**Provided material:**

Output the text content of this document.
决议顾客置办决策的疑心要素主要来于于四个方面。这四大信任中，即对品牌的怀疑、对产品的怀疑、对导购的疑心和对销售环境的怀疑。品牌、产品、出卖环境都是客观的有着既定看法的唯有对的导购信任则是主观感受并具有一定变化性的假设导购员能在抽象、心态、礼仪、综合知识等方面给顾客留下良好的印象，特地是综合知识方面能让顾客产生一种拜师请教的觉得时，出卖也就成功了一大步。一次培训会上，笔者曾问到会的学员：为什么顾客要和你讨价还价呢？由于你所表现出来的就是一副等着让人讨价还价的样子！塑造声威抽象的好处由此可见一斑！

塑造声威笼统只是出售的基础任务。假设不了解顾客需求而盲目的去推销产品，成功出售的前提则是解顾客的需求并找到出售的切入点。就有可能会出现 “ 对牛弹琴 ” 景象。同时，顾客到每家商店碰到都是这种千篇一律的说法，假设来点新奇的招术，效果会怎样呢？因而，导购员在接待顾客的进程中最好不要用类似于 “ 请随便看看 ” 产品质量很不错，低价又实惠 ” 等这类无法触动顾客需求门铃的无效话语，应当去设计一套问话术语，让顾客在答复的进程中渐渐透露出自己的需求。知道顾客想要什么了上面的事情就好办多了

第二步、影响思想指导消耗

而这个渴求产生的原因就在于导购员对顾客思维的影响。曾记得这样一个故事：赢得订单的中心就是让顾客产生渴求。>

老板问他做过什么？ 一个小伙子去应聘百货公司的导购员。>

---

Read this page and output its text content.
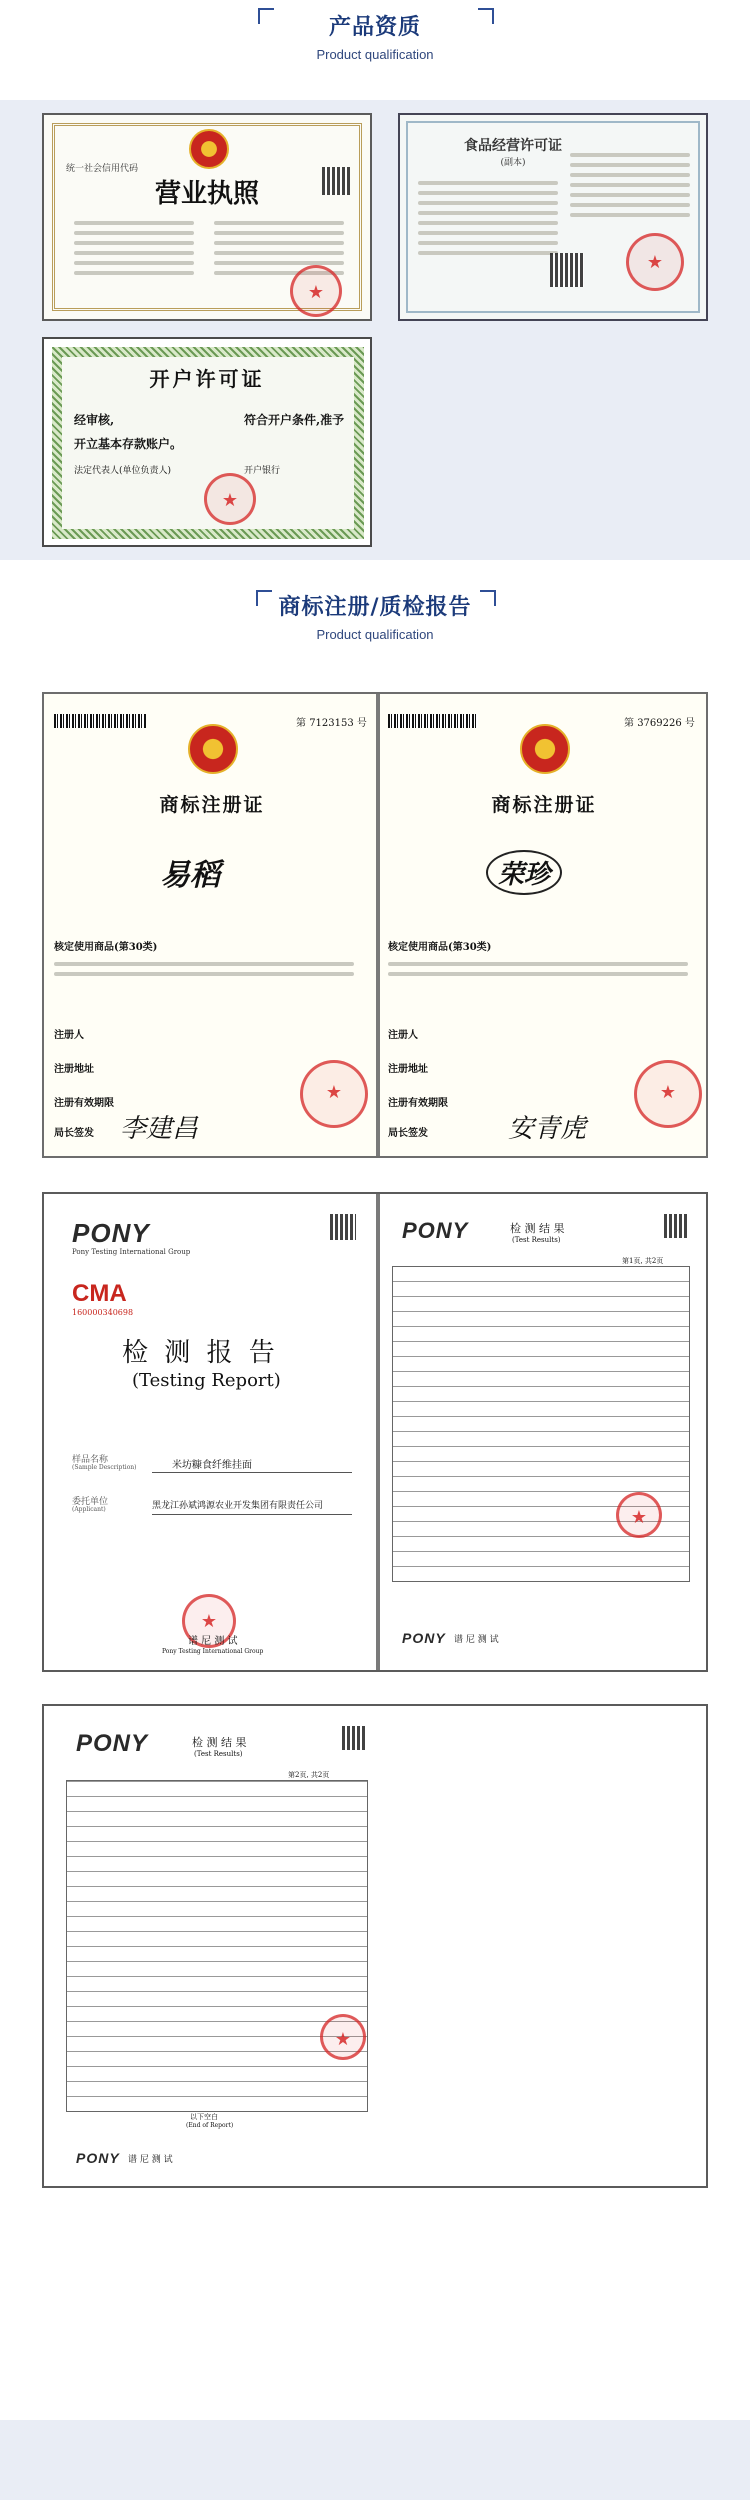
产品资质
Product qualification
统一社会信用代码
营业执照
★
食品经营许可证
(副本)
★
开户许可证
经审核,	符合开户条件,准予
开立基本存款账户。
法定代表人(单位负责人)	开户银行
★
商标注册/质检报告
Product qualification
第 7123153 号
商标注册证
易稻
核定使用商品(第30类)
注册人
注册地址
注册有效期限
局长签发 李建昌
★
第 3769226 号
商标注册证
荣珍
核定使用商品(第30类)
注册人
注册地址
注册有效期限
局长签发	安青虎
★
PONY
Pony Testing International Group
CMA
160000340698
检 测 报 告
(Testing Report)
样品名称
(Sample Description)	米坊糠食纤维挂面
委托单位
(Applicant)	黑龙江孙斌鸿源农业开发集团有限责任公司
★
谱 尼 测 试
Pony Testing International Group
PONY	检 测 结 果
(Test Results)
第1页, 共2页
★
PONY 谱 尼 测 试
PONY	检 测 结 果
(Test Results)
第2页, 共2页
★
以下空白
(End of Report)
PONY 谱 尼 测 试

**Directions:** Collect every line above that contains the word "this".

**The response:**
Output the text content of this document.
Read this page and output its text content.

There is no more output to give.